[Given data]:
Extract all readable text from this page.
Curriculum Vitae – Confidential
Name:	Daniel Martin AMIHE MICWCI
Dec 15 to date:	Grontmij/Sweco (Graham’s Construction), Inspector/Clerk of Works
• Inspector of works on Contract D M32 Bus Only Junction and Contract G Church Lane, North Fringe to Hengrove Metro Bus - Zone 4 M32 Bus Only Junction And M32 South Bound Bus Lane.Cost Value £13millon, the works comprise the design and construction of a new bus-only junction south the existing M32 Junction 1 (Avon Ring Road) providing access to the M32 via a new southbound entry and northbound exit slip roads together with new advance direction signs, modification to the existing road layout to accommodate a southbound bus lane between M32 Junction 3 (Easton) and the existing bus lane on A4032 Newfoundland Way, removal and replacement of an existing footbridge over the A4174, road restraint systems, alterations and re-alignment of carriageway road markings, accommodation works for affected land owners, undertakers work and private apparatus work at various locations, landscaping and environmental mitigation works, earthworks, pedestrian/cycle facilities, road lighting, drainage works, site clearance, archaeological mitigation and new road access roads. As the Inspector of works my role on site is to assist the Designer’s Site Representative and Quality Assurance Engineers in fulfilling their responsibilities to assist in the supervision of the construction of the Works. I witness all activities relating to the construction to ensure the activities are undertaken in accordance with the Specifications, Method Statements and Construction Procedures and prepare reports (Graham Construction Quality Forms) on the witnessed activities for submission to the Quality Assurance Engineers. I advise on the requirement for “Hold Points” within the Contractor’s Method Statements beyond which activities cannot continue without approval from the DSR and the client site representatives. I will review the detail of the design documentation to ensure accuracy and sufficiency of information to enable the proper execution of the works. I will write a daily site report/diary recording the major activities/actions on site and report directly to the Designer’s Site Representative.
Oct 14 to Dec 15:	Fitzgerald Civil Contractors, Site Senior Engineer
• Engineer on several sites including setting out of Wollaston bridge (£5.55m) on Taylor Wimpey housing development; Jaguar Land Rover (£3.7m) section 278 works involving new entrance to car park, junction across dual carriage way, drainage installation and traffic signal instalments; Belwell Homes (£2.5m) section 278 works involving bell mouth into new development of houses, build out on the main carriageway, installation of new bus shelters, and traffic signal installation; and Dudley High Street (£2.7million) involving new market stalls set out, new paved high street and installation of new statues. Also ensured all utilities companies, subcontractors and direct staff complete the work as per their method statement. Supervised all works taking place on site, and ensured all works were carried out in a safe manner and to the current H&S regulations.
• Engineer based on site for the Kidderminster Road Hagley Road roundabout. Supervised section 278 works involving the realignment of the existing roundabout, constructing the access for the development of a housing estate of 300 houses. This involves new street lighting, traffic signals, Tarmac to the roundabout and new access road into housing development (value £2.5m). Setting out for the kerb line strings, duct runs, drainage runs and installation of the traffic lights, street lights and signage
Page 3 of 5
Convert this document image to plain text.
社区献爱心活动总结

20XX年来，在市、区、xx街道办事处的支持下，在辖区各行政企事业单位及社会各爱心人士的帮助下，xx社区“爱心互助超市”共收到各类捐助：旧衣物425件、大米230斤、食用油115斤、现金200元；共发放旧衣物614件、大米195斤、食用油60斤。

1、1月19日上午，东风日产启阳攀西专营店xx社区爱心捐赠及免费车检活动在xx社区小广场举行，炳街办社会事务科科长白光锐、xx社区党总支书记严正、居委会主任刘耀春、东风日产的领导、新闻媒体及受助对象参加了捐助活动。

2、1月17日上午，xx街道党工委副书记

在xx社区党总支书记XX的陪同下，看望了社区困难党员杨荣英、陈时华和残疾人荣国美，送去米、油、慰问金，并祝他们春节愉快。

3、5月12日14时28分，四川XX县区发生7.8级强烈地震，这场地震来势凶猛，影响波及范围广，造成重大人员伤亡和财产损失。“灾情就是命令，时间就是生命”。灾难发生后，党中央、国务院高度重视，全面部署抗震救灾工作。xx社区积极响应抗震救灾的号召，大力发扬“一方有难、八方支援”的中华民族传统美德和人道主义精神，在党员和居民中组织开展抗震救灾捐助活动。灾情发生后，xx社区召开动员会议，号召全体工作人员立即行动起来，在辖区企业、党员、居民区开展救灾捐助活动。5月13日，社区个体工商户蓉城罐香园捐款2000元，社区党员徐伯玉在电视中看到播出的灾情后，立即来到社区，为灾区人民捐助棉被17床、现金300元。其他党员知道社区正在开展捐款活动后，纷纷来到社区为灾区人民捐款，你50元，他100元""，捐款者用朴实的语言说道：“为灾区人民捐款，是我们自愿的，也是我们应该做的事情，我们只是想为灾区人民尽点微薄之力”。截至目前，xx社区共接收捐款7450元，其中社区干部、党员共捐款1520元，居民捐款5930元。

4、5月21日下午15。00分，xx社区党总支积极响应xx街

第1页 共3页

[What you are asked to do]: From the data above, copy each line that has the string "text".

[Task solution]:
Extract all readable text from this page.
Convert this document image to plain text.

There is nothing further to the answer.